Exercise details
Show all lines holding the string "pero".

Saved entries
[start]

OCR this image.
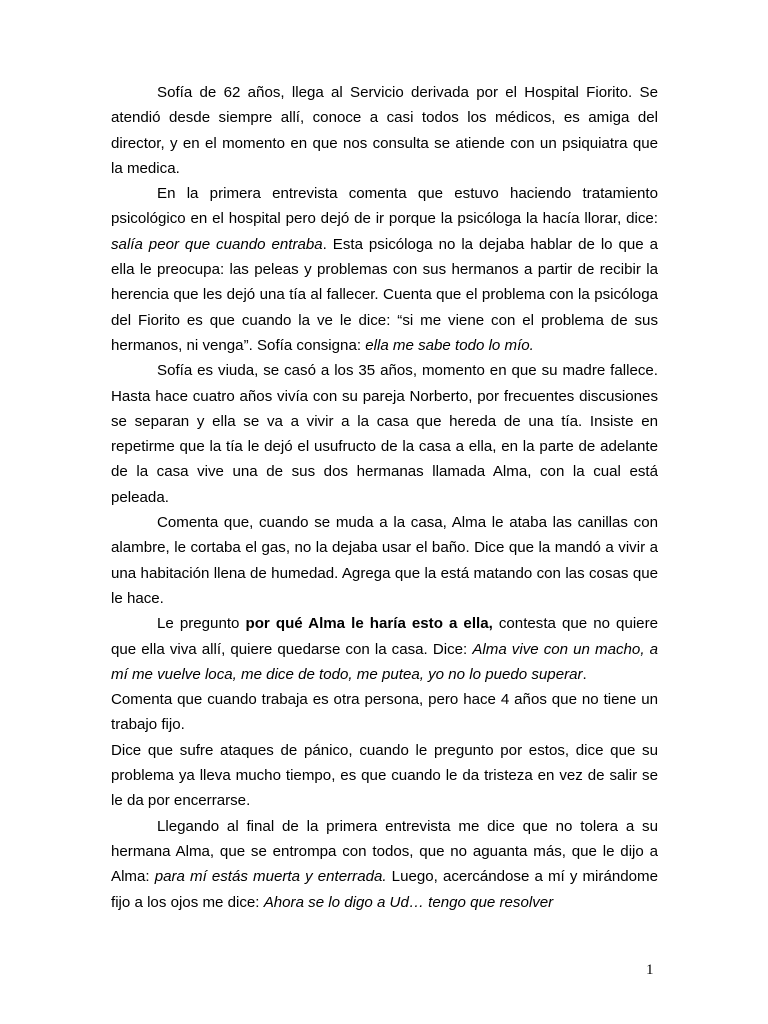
Sofía de 62 años, llega al Servicio derivada por el Hospital Fiorito. Se atendió desde siempre allí, conoce a casi todos los médicos, es amiga del director, y en el momento en que nos consulta se atiende con un psiquiatra que la medica.

En la primera entrevista comenta que estuvo haciendo tratamiento psicológico en el hospital pero dejó de ir porque la psicóloga la hacía llorar, dice: salía peor que cuando entraba. Esta psicóloga no la dejaba hablar de lo que a ella le preocupa: las peleas y problemas con sus hermanos a partir de recibir la herencia que les dejó una tía al fallecer. Cuenta que el problema con la psicóloga del Fiorito es que cuando la ve le dice: “si me viene con el problema de sus hermanos, ni venga”. Sofía consigna: ella me sabe todo lo mío.

Sofía es viuda, se casó a los 35 años, momento en que su madre fallece. Hasta hace cuatro años vivía con su pareja Norberto, por frecuentes discusiones se separan y ella se va a vivir a la casa que hereda de una tía. Insiste en repetirme que la tía le dejó el usufructo de la casa a ella, en la parte de adelante de la casa vive una de sus dos hermanas llamada Alma, con la cual está peleada.

Comenta que, cuando se muda a la casa, Alma le ataba las canillas con alambre, le cortaba el gas, no la dejaba usar el baño. Dice que la mandó a vivir a una habitación llena de humedad. Agrega que la está matando con las cosas que le hace.

Le pregunto por qué Alma le haría esto a ella, contesta que no quiere que ella viva allí, quiere quedarse con la casa. Dice: Alma vive con un macho, a mí me vuelve loca, me dice de todo, me putea, yo no lo puedo superar.

Comenta que cuando trabaja es otra persona, pero hace 4 años que no tiene un trabajo fijo.

Dice que sufre ataques de pánico, cuando le pregunto por estos, dice que su problema ya lleva mucho tiempo, es que cuando le da tristeza en vez de salir se le da por encerrarse.

Llegando al final de la primera entrevista me dice que no tolera a su hermana Alma, que se entrompa con todos, que no aguanta más, que le dijo a Alma: para mí estás muerta y enterrada. Luego, acercándose a mí y mirándome fijo a los ojos me dice: Ahora se lo digo a Ud… tengo que resolver

1
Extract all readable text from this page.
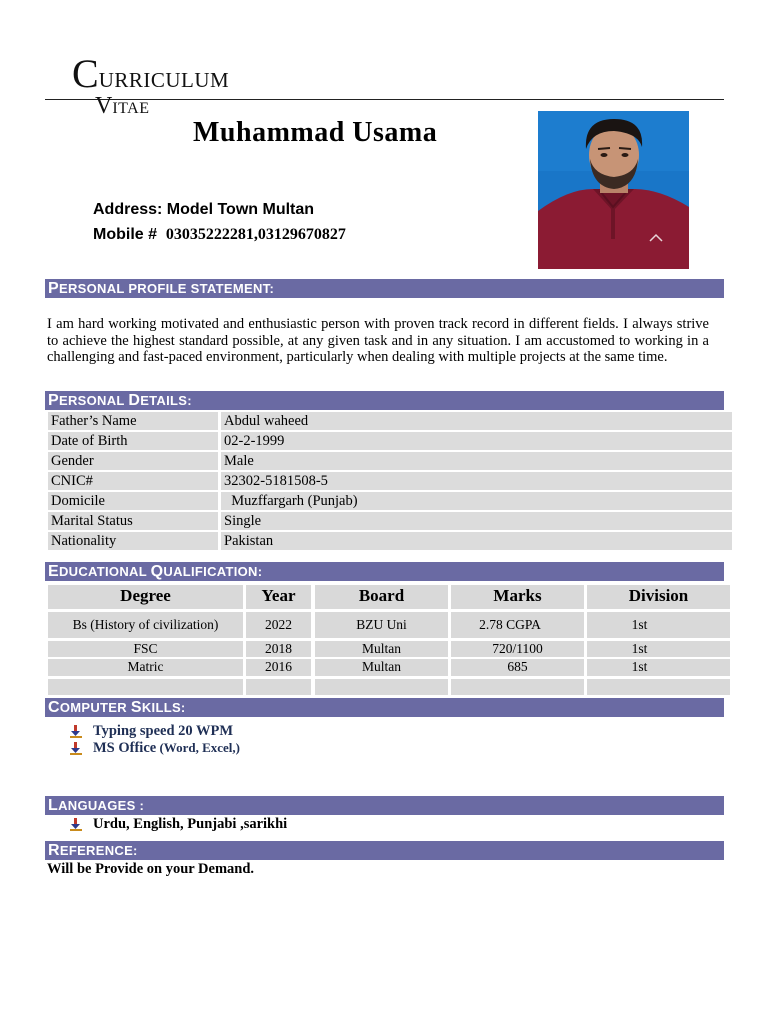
CURRICULUM
VITAE
Muhammad Usama
Address: Model Town Multan
Mobile # 03035222281,03129670827
PERSONAL PROFILE STATEMENT:
I am hard working motivated and enthusiastic person with proven track record in different fields. I always strive to achieve the highest standard possible, at any given task and in any situation. I am accustomed to working in a challenging and fast-paced environment, particularly when dealing with multiple projects at the same time.
PERSONAL DETAILS:
Father’s Name	Abdul waheed
Date of Birth	02-2-1999
Gender	Male
CNIC#	32302-5181508-5
Domicile	Muzffargarh (Punjab)
Marital Status	Single
Nationality	Pakistan
EDUCATIONAL QUALIFICATION:
Degree	Year	Board	Marks	Division
Bs (History of civilization)	2022	BZU Uni	2.78 CGPA	1st
FSC	2018	Multan	720/1100	1st
Matric	2016	Multan	685	1st
COMPUTER SKILLS:
Typing speed 20 WPM
MS Office (Word, Excel,)
LANGUAGES :
Urdu, English, Punjabi ,sarikhi
REFERENCE:
Will be Provide on your Demand.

[end]

Full answer
En la primera entrevista comenta que estuvo haciendo tratamiento psicológico en el hospital pero dejó de ir porque la psicóloga la hacía llorar, dice: salía peor que cuando entraba. Esta psicóloga no la dejaba hablar de lo que a ella le preocupa: las peleas y problemas con sus hermanos a partir de recibir la herencia que les dejó una tía al fallecer. Cuenta que el problema con la psicóloga del Fiorito es que cuando la ve le dice: “si me viene con el problema de sus hermanos, ni venga”. Sofía consigna: ella me sabe todo lo mío.
Comenta que cuando trabaja es otra persona, pero hace 4 años que no tiene un trabajo fijo.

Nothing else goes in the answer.